[Figure record listings]
[Start]
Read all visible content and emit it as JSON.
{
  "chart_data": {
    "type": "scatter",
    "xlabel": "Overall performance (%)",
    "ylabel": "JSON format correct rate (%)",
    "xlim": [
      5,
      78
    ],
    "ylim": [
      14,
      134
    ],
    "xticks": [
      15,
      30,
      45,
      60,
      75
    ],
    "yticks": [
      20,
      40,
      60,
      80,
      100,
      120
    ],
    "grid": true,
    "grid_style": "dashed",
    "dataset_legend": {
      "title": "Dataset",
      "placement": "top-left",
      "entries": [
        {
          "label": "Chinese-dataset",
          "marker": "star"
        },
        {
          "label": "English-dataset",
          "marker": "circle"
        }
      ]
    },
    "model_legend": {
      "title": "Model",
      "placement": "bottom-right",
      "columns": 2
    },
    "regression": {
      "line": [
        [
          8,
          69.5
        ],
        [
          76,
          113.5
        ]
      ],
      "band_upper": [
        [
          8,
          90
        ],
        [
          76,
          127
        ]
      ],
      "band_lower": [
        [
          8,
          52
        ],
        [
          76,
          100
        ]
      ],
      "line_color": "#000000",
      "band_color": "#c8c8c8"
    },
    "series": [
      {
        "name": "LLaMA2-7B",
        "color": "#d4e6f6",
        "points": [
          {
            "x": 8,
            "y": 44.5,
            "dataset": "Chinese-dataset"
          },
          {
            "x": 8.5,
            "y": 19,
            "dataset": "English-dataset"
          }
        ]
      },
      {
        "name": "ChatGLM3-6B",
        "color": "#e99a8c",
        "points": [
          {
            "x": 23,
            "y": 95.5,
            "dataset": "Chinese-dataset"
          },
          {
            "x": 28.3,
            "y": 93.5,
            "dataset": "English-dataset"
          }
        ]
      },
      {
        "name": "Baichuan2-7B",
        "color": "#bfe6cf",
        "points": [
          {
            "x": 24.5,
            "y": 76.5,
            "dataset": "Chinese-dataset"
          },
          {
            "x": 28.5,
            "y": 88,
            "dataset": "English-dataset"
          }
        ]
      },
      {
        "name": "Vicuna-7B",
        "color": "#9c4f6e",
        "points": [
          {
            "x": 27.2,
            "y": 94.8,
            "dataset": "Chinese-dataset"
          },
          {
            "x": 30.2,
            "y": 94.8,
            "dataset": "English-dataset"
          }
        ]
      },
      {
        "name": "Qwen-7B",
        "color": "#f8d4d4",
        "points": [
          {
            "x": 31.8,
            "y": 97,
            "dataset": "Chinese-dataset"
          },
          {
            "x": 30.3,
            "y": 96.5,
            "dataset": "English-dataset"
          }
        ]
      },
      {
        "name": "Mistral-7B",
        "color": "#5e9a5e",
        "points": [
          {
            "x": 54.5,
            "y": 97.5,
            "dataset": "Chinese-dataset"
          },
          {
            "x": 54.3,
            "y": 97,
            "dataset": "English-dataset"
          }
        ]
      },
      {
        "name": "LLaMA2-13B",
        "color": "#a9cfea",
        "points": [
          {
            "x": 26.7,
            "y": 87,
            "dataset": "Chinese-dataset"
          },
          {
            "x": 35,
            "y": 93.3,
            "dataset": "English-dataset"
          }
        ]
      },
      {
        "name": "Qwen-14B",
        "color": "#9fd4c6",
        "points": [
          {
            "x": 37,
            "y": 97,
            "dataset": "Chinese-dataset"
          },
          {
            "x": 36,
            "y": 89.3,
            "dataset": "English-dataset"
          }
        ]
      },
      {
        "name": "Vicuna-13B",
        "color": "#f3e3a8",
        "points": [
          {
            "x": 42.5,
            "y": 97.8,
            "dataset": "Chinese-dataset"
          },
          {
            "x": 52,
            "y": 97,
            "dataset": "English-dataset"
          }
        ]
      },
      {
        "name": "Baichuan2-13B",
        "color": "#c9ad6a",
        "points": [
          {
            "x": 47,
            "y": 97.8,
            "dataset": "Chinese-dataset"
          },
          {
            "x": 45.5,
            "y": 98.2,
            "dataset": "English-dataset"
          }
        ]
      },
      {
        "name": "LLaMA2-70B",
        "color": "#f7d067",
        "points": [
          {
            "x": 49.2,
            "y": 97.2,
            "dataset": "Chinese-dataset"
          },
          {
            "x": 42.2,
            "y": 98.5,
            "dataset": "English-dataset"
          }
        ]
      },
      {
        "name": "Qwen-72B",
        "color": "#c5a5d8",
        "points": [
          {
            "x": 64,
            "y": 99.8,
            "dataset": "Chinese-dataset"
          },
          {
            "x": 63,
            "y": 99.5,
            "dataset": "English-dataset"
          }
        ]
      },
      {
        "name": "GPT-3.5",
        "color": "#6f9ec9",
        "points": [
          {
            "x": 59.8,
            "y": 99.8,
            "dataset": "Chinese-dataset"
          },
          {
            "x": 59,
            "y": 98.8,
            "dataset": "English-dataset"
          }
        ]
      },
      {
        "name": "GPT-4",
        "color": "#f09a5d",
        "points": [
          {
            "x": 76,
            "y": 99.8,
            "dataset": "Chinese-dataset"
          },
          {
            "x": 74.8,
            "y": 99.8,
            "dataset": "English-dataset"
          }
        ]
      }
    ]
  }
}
[End]
[Start]
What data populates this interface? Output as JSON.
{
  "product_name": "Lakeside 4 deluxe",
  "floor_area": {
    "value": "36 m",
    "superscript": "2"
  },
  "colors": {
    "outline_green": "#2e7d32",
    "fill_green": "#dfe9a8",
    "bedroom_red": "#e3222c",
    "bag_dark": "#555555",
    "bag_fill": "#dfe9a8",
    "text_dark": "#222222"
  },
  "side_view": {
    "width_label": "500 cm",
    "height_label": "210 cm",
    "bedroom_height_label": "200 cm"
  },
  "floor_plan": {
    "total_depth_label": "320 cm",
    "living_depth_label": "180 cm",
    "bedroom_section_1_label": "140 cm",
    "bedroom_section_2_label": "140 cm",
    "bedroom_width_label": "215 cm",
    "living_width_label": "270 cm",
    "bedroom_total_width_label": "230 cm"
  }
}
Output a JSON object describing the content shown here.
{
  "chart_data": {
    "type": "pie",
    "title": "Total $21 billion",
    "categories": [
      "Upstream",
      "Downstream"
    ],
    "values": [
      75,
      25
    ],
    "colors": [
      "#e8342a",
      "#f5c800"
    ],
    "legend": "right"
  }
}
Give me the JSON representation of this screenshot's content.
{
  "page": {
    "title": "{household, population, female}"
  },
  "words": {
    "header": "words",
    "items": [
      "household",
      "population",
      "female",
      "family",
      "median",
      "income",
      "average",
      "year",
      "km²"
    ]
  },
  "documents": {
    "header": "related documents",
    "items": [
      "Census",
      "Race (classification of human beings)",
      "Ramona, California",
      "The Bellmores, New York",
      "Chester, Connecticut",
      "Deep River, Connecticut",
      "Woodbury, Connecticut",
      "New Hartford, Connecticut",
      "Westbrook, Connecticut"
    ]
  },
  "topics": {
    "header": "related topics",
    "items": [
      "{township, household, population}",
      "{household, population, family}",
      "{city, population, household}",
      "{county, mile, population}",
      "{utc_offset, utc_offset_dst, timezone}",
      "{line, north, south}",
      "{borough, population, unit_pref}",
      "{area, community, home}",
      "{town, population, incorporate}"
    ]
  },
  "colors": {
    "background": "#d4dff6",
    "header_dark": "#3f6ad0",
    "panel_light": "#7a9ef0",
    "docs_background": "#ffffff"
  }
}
[End]
> WORK INSTRUCTIONS: Show all lines from the records above where the word "female" occurs.

> WRITTEN ANSWER:
    "title": "{household, population, female}"
      "female",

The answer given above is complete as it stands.